• **What you are asked to do**: Count lines, not occurrences: report how many lines in the records hold the string "Laughter", and nothing else.

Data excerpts
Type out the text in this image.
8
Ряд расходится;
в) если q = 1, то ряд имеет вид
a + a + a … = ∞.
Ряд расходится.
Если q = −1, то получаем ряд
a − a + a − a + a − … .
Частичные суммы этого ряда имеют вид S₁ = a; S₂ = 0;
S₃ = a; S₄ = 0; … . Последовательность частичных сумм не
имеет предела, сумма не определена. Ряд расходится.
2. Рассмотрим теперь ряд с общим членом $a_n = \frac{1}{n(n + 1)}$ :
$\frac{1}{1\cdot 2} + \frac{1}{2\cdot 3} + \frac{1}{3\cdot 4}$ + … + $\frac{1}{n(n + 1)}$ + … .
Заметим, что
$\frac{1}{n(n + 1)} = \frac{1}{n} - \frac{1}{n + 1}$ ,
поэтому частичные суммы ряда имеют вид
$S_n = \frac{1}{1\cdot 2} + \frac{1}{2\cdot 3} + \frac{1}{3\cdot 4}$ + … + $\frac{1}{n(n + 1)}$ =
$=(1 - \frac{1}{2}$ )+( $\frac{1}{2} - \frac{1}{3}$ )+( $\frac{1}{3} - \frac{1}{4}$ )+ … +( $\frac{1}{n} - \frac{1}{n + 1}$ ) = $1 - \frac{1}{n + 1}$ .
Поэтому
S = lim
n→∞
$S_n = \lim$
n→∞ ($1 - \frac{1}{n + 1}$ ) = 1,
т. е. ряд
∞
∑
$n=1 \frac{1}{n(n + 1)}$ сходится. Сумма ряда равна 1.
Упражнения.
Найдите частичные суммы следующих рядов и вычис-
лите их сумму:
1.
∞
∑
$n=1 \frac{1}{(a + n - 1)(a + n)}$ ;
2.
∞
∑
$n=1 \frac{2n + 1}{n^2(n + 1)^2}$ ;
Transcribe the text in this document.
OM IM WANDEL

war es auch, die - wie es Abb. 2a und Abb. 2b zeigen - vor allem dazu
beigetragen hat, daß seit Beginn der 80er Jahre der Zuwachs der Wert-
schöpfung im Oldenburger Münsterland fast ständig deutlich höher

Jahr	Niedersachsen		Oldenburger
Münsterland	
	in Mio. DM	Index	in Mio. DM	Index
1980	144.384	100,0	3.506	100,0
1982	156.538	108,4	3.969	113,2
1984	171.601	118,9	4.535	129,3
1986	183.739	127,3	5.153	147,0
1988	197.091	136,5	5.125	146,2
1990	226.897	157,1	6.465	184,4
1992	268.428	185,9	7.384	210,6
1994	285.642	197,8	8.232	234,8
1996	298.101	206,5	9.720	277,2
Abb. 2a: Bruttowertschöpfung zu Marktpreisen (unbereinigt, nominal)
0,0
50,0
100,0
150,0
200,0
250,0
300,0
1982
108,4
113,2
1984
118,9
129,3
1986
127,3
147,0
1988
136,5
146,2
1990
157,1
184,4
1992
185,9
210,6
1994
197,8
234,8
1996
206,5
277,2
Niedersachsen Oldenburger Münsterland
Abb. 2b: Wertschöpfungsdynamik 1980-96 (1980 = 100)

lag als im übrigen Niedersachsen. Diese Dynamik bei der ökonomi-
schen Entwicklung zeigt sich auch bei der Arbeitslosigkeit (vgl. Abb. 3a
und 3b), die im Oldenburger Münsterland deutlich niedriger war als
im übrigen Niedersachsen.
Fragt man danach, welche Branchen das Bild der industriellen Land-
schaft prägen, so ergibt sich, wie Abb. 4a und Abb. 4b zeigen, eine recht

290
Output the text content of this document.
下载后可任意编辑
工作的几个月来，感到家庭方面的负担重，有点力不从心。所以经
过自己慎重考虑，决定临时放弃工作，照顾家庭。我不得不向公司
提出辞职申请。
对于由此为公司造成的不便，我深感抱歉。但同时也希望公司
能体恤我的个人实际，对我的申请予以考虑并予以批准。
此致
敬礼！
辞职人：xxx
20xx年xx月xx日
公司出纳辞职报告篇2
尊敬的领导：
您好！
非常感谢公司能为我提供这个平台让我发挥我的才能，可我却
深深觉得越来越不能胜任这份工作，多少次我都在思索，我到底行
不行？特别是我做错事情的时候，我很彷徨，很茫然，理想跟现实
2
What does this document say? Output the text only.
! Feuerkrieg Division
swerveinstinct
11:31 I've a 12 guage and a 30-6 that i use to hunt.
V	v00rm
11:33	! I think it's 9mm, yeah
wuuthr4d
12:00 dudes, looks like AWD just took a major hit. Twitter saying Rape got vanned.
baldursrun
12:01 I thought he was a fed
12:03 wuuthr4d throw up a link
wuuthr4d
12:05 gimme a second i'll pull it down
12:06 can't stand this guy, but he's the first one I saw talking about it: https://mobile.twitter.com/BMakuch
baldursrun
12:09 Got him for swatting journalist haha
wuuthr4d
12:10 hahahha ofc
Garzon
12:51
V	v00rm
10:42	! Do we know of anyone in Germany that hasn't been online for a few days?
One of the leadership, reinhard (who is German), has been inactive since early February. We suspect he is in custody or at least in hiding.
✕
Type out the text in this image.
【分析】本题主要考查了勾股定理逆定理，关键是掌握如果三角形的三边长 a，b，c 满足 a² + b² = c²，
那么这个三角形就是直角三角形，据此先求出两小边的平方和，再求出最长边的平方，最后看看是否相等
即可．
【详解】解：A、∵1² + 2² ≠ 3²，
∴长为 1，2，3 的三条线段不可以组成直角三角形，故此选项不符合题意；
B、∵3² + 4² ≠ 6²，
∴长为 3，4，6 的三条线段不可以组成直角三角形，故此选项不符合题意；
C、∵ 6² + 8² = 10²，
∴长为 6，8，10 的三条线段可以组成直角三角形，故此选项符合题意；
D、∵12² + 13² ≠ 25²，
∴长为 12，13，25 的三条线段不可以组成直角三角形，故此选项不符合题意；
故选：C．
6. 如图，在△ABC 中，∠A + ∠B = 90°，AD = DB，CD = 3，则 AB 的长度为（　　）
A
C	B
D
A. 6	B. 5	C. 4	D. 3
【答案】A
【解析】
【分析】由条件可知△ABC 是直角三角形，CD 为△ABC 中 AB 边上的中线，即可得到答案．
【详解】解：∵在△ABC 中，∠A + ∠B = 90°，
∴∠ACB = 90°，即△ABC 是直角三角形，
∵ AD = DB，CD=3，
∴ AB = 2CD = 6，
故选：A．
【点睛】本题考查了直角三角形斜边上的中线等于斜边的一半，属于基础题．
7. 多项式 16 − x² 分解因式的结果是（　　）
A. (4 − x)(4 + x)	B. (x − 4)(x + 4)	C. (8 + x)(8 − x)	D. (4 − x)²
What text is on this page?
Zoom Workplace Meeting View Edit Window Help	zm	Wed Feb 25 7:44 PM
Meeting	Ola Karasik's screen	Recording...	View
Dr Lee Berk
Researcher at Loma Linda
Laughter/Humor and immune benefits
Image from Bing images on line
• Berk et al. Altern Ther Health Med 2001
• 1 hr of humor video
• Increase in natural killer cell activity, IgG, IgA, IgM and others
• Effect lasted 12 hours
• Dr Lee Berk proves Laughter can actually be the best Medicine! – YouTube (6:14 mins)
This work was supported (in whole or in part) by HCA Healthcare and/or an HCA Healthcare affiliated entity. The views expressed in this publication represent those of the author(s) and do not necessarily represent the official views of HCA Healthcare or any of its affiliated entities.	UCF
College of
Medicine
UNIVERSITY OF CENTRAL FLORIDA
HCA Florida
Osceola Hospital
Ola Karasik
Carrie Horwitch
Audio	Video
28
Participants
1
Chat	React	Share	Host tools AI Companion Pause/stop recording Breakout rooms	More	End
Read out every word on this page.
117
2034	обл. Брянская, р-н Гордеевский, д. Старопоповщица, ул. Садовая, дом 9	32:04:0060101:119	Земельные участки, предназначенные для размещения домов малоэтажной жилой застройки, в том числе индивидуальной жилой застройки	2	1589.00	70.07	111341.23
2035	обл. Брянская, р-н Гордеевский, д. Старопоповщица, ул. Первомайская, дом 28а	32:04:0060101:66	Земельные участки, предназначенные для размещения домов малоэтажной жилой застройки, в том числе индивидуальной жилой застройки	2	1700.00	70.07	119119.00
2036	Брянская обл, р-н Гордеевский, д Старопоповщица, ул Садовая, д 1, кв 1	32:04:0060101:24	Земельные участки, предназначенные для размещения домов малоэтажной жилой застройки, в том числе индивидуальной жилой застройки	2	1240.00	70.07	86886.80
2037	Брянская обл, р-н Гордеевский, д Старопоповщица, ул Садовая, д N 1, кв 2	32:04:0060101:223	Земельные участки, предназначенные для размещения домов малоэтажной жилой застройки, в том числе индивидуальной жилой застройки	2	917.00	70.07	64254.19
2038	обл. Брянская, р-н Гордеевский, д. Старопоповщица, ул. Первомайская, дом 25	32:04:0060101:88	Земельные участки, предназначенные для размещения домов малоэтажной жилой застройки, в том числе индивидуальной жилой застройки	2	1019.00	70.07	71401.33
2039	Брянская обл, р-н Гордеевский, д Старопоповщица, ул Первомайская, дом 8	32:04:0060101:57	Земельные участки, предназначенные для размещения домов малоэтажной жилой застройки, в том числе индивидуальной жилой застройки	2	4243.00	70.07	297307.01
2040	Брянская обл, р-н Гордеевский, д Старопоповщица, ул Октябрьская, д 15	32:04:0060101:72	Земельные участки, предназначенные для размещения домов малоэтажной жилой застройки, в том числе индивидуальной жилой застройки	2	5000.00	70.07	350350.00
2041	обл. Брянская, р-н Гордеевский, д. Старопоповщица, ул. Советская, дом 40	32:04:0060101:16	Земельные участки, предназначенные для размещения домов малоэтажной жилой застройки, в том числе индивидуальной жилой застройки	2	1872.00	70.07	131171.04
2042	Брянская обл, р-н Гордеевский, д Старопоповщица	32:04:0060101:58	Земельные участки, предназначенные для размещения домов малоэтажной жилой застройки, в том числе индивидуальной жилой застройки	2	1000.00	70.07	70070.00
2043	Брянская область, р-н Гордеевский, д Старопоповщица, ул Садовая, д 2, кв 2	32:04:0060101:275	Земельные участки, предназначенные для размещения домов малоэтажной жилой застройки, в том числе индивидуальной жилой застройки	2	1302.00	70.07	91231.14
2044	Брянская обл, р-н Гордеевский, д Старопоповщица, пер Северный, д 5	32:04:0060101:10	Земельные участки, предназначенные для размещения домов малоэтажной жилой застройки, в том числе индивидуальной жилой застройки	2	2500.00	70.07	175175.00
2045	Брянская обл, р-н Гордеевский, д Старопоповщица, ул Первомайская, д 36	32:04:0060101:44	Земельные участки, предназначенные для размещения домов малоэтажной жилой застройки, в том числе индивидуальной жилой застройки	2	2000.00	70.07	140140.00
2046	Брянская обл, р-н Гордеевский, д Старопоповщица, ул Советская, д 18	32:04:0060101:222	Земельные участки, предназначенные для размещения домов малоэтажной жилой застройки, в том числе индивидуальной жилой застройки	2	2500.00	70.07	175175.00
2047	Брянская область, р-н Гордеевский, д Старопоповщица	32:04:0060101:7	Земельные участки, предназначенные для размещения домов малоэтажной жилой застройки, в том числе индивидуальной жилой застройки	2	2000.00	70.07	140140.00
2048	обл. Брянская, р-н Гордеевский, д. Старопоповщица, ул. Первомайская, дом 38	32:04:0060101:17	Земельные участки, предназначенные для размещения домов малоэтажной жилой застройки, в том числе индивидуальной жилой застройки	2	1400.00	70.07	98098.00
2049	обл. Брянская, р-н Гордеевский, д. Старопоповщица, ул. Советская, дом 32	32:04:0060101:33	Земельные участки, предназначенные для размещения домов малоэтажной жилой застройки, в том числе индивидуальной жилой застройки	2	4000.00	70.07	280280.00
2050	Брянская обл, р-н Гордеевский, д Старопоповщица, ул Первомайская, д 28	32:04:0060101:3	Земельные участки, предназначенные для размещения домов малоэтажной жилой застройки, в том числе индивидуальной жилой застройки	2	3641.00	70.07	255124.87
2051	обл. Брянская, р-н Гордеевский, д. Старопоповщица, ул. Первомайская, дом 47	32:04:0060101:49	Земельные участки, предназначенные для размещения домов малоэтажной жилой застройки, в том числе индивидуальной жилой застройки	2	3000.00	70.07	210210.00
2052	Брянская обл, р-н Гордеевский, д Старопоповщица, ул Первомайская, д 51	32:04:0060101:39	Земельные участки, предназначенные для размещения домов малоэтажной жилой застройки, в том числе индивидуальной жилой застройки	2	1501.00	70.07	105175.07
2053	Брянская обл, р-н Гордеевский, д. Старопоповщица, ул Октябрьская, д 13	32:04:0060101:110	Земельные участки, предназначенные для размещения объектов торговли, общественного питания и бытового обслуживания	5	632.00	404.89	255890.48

• **Task result**: 2